Data excerpts
-- -- --
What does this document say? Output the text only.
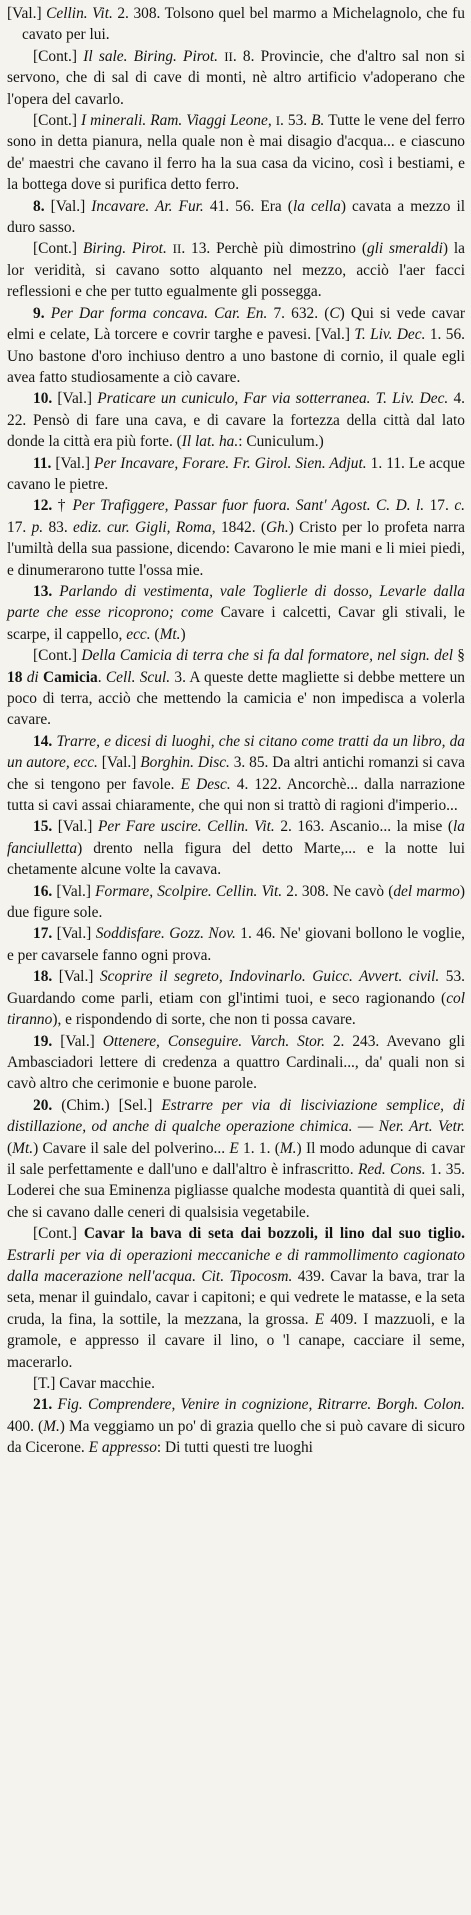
[Val.] Cellin. Vit. 2. 308. Tolsono quel bel marmo a Michelagnolo, che fu cavato per lui.

[Cont.] Il sale. Biring. Pirot. II. 8. Provincie, che d'altro sal non si servono, che di sal di cave di monti, nè altro artificio v'adoperano che l'opera del cavarlo.

[Cont.] I minerali. Ram. Viaggi Leone, I. 53. B. Tutte le vene del ferro sono in detta pianura, nella quale non è mai disagio d'acqua... e ciascuno de' maestri che cavano il ferro ha la sua casa da vicino, così i bestiami, e la bottega dove si purifica detto ferro.

8. [Val.] Incavare. Ar. Fur. 41. 56. Era (la cella) cavata a mezzo il duro sasso.

[Cont.] Biring. Pirot. II. 13. Perchè più dimostrino (gli smeraldi) la lor veridità, si cavano sotto alquanto nel mezzo, acciò l'aer facci reflessioni e che per tutto egualmente gli possegga.

9. Per Dar forma concava. Car. En. 7. 632. (C) Qui si vede cavar elmi e celate, Là torcere e covrir targhe e pavesi. [Val.] T. Liv. Dec. 1. 56. Uno bastone d'oro inchiuso dentro a uno bastone di cornio, il quale egli avea fatto studiosamente a ciò cavare.

10. [Val.] Praticare un cuniculo, Far via sotterranea. T. Liv. Dec. 4. 22. Pensò di fare una cava, e di cavare la fortezza della città dal lato donde la città era più forte. (Il lat. ha.: Cuniculum.)

11. [Val.] Per Incavare, Forare. Fr. Girol. Sien. Adjut. 1. 11. Le acque cavano le pietre.

12. † Per Trafiggere, Passar fuor fuora. Sant' Agost. C. D. l. 17. c. 17. p. 83. ediz. cur. Gigli, Roma, 1842. (Gh.) Cristo per lo profeta narra l'umiltà della sua passione, dicendo: Cavarono le mie mani e li miei piedi, e dinumerarono tutte l'ossa mie.

13. Parlando di vestimenta, vale Toglierle di dosso, Levarle dalla parte che esse ricoprono; come Cavare i calcetti, Cavar gli stivali, le scarpe, il cappello, ecc. (Mt.)

[Cont.] Della Camicia di terra che si fa dal formatore, nel sign. del § 18 di Camicia. Cell. Scul. 3. A queste dette magliette si debbe mettere un poco di terra, acciò che mettendo la camicia e' non impedisca a volerla cavare.

14. Trarre, e dicesi di luoghi, che si citano come tratti da un libro, da un autore, ecc. [Val.] Borghin. Disc. 3. 85. Da altri antichi romanzi si cava che si tengono per favole. E Desc. 4. 122. Ancorchè... dalla narrazione tutta si cavi assai chiaramente, che qui non si trattò di ragioni d'imperio...

15. [Val.] Per Fare uscire. Cellin. Vit. 2. 163. Ascanio... la mise (la fanciulletta) drento nella figura del detto Marte,... e la notte lui chetamente alcune volte la cavava.

16. [Val.] Formare, Scolpire. Cellin. Vit. 2. 308. Ne cavò (del marmo) due figure sole.

17. [Val.] Soddisfare. Gozz. Nov. 1. 46. Ne' giovani bollono le voglie, e per cavarsele fanno ogni prova.

18. [Val.] Scoprire il segreto, Indovinarlo. Guicc. Avvert. civil. 53. Guardando come parli, etiam con gl'intimi tuoi, e seco ragionando (col tiranno), e rispondendo di sorte, che non ti possa cavare.

19. [Val.] Ottenere, Conseguire. Varch. Stor. 2. 243. Avevano gli Ambasciadori lettere di credenza a quattro Cardinali..., da' quali non si cavò altro che cerimonie e buone parole.

20. (Chim.) [Sel.] Estrarre per via di lisciviazione semplice, di distillazione, od anche di qualche operazione chimica. — Ner. Art. Vetr. (Mt.) Cavare il sale del polverino... E 1. 1. (M.) Il modo adunque di cavar il sale perfettamente e dall'uno e dall'altro è infrascritto. Red. Cons. 1. 35. Loderei che sua Eminenza pigliasse qualche modesta quantità di quei sali, che si cavano dalle ceneri di qualsisia vegetabile.

[Cont.] Cavar la bava di seta dai bozzoli, il lino dal suo tiglio. Estrarli per via di operazioni meccaniche e di rammollimento cagionato dalla macerazione nell'acqua. Cit. Tipocosm. 439. Cavar la bava, trar la seta, menar il guindalo, cavar i capitoni; e qui vedrete le matasse, e la seta cruda, la fina, la sottile, la mezzana, la grossa. E 409. I mazzuoli, e la gramole, e appresso il cavare il lino, o 'l canape, cacciare il seme, macerarlo.

[T.] Cavar macchie.

21. Fig. Comprendere, Venire in cognizione, Ritrarre. Borgh. Colon. 400. (M.) Ma veggiamo un po' di grazia quello che si può cavare di sicuro da Cicerone. E appresso: Di tutti questi tre luoghi
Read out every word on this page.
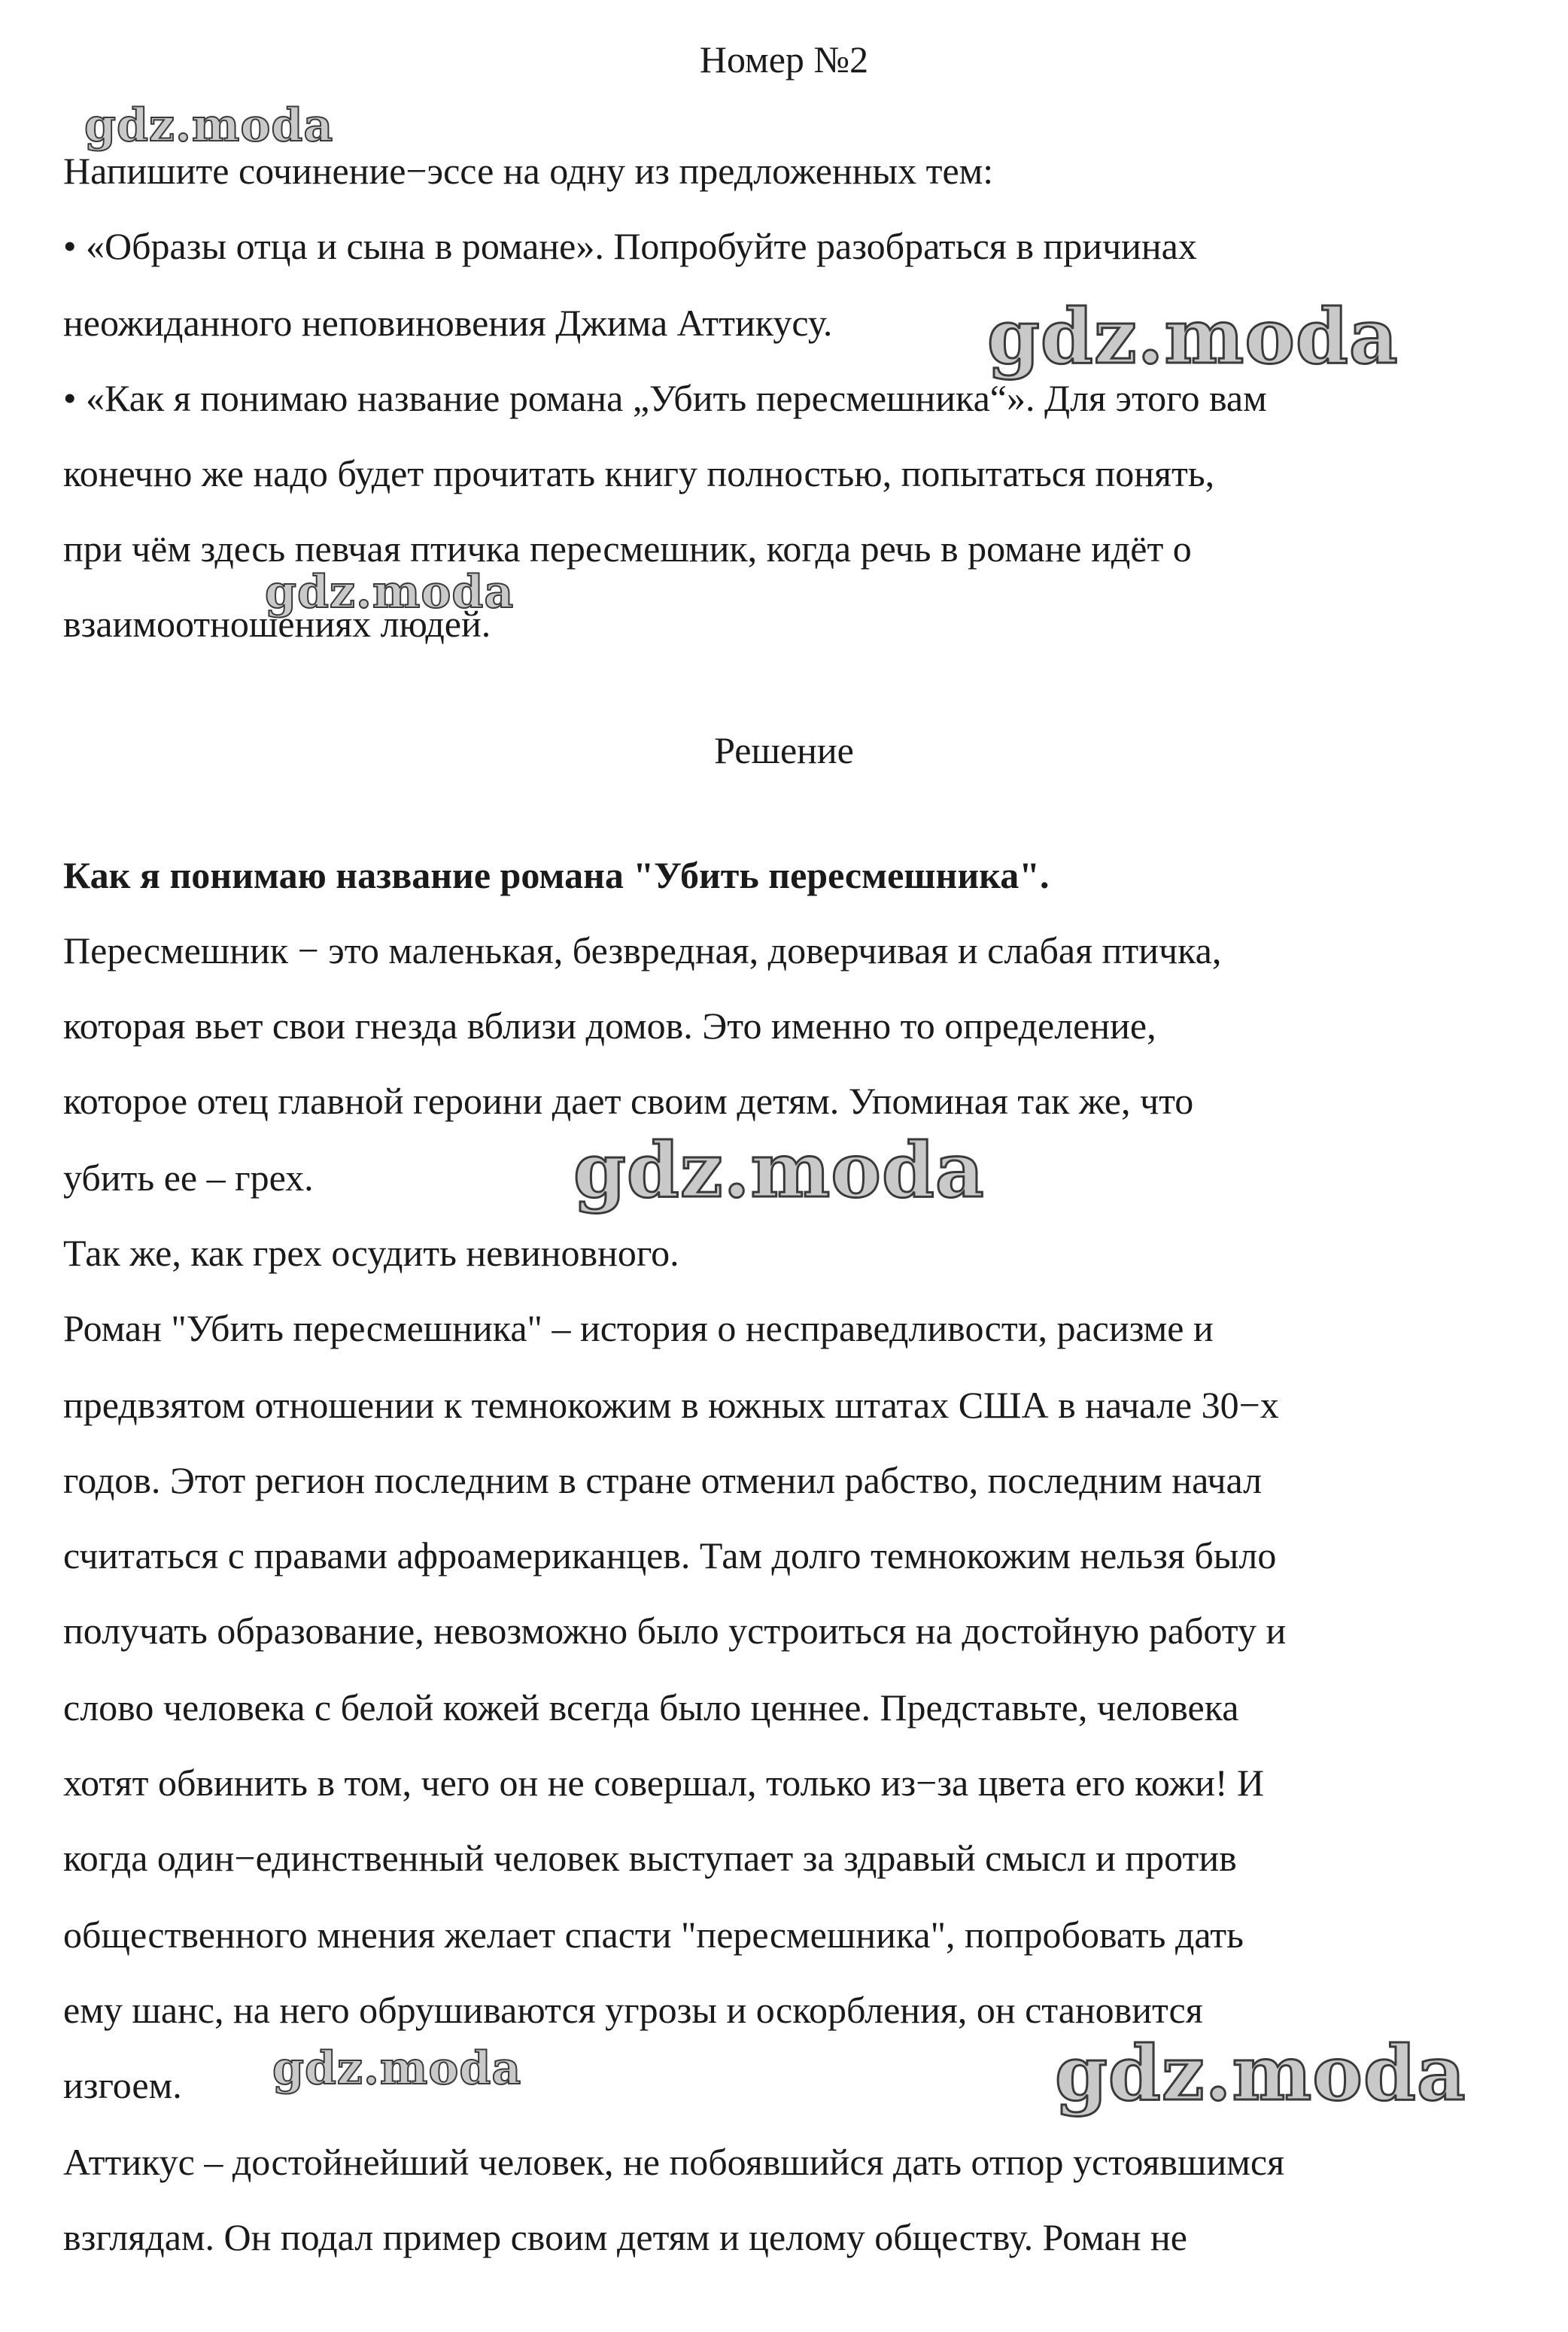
Номер №2
Напишите сочинение−эссе на одну из предложенных тем:
• «Образы отца и сына в романе». Попробуйте разобраться в причинах
неожиданного неповиновения Джима Аттикусу.
• «Как я понимаю название романа „Убить пересмешника“». Для этого вам
конечно же надо будет прочитать книгу полностью, попытаться понять,
при чём здесь певчая птичка пересмешник, когда речь в романе идёт о
взаимоотношениях людей.
Решение
Как я понимаю название романа "Убить пересмешника".
Пересмешник − это маленькая, безвредная, доверчивая и слабая птичка,
которая вьет свои гнезда вблизи домов. Это именно то определение,
которое отец главной героини дает своим детям. Упоминая так же, что
убить ее – грех.
Так же, как грех осудить невиновного.
Роман "Убить пересмешника" – история о несправедливости, расизме и
предвзятом отношении к темнокожим в южных штатах США в начале 30−х
годов. Этот регион последним в стране отменил рабство, последним начал
считаться с правами афроамериканцев. Там долго темнокожим нельзя было
получать образование, невозможно было устроиться на достойную работу и
слово человека с белой кожей всегда было ценнее. Представьте, человека
хотят обвинить в том, чего он не совершал, только из−за цвета его кожи! И
когда один−единственный человек выступает за здравый смысл и против
общественного мнения желает спасти "пересмешника", попробовать дать
ему шанс, на него обрушиваются угрозы и оскорбления, он становится
изгоем.
Аттикус – достойнейший человек, не побоявшийся дать отпор устоявшимся
взглядам. Он подал пример своим детям и целому обществу. Роман не
gdz.moda
gdz.moda
gdz.moda
gdz.moda
gdz.moda	gdz.moda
-- -- --
PROBLEM STATEMENT :: Identify each line of the material where the word "Incavare" shows up, and copy it.

OUTPUT BELOW ::
8. [Val.] Incavare. Ar. Fur. 41. 56. Era (la cella) cavata a mezzo il duro sasso.
11. [Val.] Per Incavare, Forare. Fr. Girol. Sien. Adjut. 1. 11. Le acque cavano le pietre.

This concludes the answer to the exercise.